## To be done
Reproduce the items below, substituting "spine3" for every occurrence of "spine2" and leaving all other text unchanged.
** START **
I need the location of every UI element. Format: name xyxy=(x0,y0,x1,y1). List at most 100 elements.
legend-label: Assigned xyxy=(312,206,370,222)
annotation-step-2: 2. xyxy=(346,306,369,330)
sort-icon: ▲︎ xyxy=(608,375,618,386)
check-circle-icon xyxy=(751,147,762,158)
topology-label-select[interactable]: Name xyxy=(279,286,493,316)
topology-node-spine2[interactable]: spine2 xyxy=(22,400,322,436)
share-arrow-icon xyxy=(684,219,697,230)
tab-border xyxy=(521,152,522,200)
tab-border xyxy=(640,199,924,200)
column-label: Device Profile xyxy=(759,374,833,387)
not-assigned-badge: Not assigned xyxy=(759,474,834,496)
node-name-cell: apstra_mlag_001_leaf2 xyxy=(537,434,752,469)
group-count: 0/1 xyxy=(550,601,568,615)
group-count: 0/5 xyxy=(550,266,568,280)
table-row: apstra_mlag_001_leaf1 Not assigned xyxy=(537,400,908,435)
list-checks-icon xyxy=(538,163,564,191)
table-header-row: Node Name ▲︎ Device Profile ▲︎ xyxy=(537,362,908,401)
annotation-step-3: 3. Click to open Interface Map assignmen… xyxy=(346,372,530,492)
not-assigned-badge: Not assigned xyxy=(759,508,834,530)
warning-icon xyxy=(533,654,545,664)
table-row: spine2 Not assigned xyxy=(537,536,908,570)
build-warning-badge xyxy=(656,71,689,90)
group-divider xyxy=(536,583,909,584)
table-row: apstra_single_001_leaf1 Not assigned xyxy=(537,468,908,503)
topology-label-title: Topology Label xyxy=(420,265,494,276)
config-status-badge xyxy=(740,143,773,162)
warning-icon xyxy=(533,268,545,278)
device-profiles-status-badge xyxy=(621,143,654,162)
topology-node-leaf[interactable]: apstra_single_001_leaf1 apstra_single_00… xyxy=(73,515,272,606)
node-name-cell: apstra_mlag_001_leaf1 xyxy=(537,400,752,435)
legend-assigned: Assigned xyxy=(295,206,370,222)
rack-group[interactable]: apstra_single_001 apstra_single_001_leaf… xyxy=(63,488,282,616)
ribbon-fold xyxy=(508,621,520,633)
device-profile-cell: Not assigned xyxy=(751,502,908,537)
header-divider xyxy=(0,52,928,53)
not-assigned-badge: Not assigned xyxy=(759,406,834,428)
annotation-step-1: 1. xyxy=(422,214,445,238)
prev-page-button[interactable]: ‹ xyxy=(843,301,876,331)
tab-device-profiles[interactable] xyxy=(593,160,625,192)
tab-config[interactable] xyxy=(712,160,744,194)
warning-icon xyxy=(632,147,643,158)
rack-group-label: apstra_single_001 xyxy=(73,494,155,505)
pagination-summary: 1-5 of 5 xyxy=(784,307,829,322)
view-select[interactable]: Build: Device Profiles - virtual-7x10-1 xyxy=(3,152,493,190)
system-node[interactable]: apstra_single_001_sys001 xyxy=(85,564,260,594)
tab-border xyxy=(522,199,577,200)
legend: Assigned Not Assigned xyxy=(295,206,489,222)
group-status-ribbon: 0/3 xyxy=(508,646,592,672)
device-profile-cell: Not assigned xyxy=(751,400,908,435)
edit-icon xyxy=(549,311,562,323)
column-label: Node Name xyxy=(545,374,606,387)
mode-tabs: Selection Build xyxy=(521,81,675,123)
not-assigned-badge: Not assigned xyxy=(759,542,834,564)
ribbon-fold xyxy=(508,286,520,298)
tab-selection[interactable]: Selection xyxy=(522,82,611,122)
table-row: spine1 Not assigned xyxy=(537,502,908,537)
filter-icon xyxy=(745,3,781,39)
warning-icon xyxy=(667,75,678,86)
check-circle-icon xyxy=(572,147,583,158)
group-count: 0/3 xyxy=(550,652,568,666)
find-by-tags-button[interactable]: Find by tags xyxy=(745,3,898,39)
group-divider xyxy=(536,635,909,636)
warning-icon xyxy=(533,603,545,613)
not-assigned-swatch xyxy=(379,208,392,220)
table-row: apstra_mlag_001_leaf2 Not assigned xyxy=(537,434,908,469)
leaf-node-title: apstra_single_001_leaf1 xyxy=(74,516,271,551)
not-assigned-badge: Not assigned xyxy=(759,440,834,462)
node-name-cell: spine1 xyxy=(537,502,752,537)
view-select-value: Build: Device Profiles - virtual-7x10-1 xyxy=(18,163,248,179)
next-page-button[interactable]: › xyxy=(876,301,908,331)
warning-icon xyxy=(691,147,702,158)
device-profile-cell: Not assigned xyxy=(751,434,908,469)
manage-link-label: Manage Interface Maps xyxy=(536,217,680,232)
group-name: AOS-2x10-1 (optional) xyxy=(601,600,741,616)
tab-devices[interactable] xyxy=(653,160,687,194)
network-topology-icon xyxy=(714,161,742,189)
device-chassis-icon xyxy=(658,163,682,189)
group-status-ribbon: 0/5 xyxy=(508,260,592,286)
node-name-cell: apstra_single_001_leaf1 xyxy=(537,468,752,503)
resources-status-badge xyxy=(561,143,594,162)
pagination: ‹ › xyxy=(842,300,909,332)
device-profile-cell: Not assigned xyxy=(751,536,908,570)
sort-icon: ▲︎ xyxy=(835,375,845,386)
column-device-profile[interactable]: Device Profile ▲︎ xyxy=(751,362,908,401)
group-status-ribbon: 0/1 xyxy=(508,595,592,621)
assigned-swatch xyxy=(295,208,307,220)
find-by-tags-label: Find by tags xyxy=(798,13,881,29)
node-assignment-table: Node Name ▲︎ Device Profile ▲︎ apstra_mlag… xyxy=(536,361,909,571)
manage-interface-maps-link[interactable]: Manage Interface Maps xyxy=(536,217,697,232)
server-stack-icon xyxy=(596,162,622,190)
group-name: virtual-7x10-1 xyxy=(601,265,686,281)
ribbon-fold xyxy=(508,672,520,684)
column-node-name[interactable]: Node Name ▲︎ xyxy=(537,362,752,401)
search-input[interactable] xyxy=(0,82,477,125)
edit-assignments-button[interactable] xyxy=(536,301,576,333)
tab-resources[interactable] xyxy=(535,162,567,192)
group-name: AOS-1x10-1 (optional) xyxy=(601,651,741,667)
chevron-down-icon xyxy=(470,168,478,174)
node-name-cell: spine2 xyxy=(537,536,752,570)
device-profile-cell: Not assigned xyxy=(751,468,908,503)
** END **
## Written solution
I need the location of every UI element. Format: name xyxy=(x0,y0,x1,y1). List at most 100 elements.
legend-label: Assigned xyxy=(312,206,370,222)
annotation-step-2: 2. xyxy=(346,306,369,330)
sort-icon: ▲︎ xyxy=(608,375,618,386)
check-circle-icon xyxy=(751,147,762,158)
topology-label-select[interactable]: Name xyxy=(279,286,493,316)
topology-node-spine3[interactable]: spine3 xyxy=(22,400,322,436)
share-arrow-icon xyxy=(684,219,697,230)
tab-border xyxy=(521,152,522,200)
tab-border xyxy=(640,199,924,200)
column-label: Device Profile xyxy=(759,374,833,387)
not-assigned-badge: Not assigned xyxy=(759,474,834,496)
node-name-cell: apstra_mlag_001_leaf2 xyxy=(537,434,752,469)
group-count: 0/1 xyxy=(550,601,568,615)
group-count: 0/5 xyxy=(550,266,568,280)
table-row: apstra_mlag_001_leaf1 Not assigned xyxy=(537,400,908,435)
list-checks-icon xyxy=(538,163,564,191)
table-header-row: Node Name ▲︎ Device Profile ▲︎ xyxy=(537,362,908,401)
annotation-step-3: 3. Click to open Interface Map assignmen… xyxy=(346,372,530,492)
not-assigned-badge: Not assigned xyxy=(759,508,834,530)
warning-icon xyxy=(533,654,545,664)
table-row: spine3 Not assigned xyxy=(537,536,908,570)
build-warning-badge xyxy=(656,71,689,90)
group-divider xyxy=(536,583,909,584)
table-row: apstra_single_001_leaf1 Not assigned xyxy=(537,468,908,503)
topology-label-title: Topology Label xyxy=(420,265,494,276)
config-status-badge xyxy=(740,143,773,162)
warning-icon xyxy=(533,268,545,278)
device-profiles-status-badge xyxy=(621,143,654,162)
topology-node-leaf[interactable]: apstra_single_001_leaf1 apstra_single_00… xyxy=(73,515,272,606)
node-name-cell: apstra_mlag_001_leaf1 xyxy=(537,400,752,435)
legend-assigned: Assigned xyxy=(295,206,370,222)
rack-group[interactable]: apstra_single_001 apstra_single_001_leaf… xyxy=(63,488,282,616)
ribbon-fold xyxy=(508,621,520,633)
device-profile-cell: Not assigned xyxy=(751,502,908,537)
header-divider xyxy=(0,52,928,53)
not-assigned-badge: Not assigned xyxy=(759,406,834,428)
annotation-step-1: 1. xyxy=(422,214,445,238)
prev-page-button[interactable]: ‹ xyxy=(843,301,876,331)
tab-device-profiles[interactable] xyxy=(593,160,625,192)
tab-config[interactable] xyxy=(712,160,744,194)
warning-icon xyxy=(632,147,643,158)
rack-group-label: apstra_single_001 xyxy=(73,494,155,505)
pagination-summary: 1-5 of 5 xyxy=(784,307,829,322)
view-select[interactable]: Build: Device Profiles - virtual-7x10-1 xyxy=(3,152,493,190)
system-node[interactable]: apstra_single_001_sys001 xyxy=(85,564,260,594)
tab-border xyxy=(522,199,577,200)
legend: Assigned Not Assigned xyxy=(295,206,489,222)
group-status-ribbon: 0/3 xyxy=(508,646,592,672)
device-profile-cell: Not assigned xyxy=(751,400,908,435)
edit-icon xyxy=(549,311,562,323)
column-label: Node Name xyxy=(545,374,606,387)
mode-tabs: Selection Build xyxy=(521,81,675,123)
not-assigned-badge: Not assigned xyxy=(759,542,834,564)
ribbon-fold xyxy=(508,286,520,298)
tab-selection[interactable]: Selection xyxy=(522,82,611,122)
table-row: spine1 Not assigned xyxy=(537,502,908,537)
filter-icon xyxy=(745,3,781,39)
warning-icon xyxy=(667,75,678,86)
check-circle-icon xyxy=(572,147,583,158)
group-count: 0/3 xyxy=(550,652,568,666)
find-by-tags-button[interactable]: Find by tags xyxy=(745,3,898,39)
group-divider xyxy=(536,635,909,636)
warning-icon xyxy=(533,603,545,613)
not-assigned-swatch xyxy=(379,208,392,220)
table-row: apstra_mlag_001_leaf2 Not assigned xyxy=(537,434,908,469)
leaf-node-title: apstra_single_001_leaf1 xyxy=(74,516,271,551)
not-assigned-badge: Not assigned xyxy=(759,440,834,462)
node-name-cell: spine1 xyxy=(537,502,752,537)
view-select-value: Build: Device Profiles - virtual-7x10-1 xyxy=(18,163,248,179)
next-page-button[interactable]: › xyxy=(876,301,908,331)
warning-icon xyxy=(691,147,702,158)
device-profile-cell: Not assigned xyxy=(751,434,908,469)
manage-link-label: Manage Interface Maps xyxy=(536,217,680,232)
group-name: AOS-2x10-1 (optional) xyxy=(601,600,741,616)
tab-devices[interactable] xyxy=(653,160,687,194)
network-topology-icon xyxy=(714,161,742,189)
device-chassis-icon xyxy=(658,163,682,189)
group-status-ribbon: 0/5 xyxy=(508,260,592,286)
node-name-cell: apstra_single_001_leaf1 xyxy=(537,468,752,503)
resources-status-badge xyxy=(561,143,594,162)
pagination: ‹ › xyxy=(842,300,909,332)
device-profile-cell: Not assigned xyxy=(751,536,908,570)
sort-icon: ▲︎ xyxy=(835,375,845,386)
column-device-profile[interactable]: Device Profile ▲︎ xyxy=(751,362,908,401)
group-status-ribbon: 0/1 xyxy=(508,595,592,621)
assigned-swatch xyxy=(295,208,307,220)
find-by-tags-label: Find by tags xyxy=(798,13,881,29)
node-assignment-table: Node Name ▲︎ Device Profile ▲︎ apstra_mlag… xyxy=(536,361,909,571)
manage-interface-maps-link[interactable]: Manage Interface Maps xyxy=(536,217,697,232)
server-stack-icon xyxy=(596,162,622,190)
group-name: virtual-7x10-1 xyxy=(601,265,686,281)
ribbon-fold xyxy=(508,672,520,684)
column-node-name[interactable]: Node Name ▲︎ xyxy=(537,362,752,401)
search-input[interactable] xyxy=(0,82,477,125)
edit-assignments-button[interactable] xyxy=(536,301,576,333)
tab-resources[interactable] xyxy=(535,162,567,192)
group-name: AOS-1x10-1 (optional) xyxy=(601,651,741,667)
chevron-down-icon xyxy=(470,168,478,174)
node-name-cell: spine3 xyxy=(537,536,752,570)
device-profile-cell: Not assigned xyxy=(751,468,908,503)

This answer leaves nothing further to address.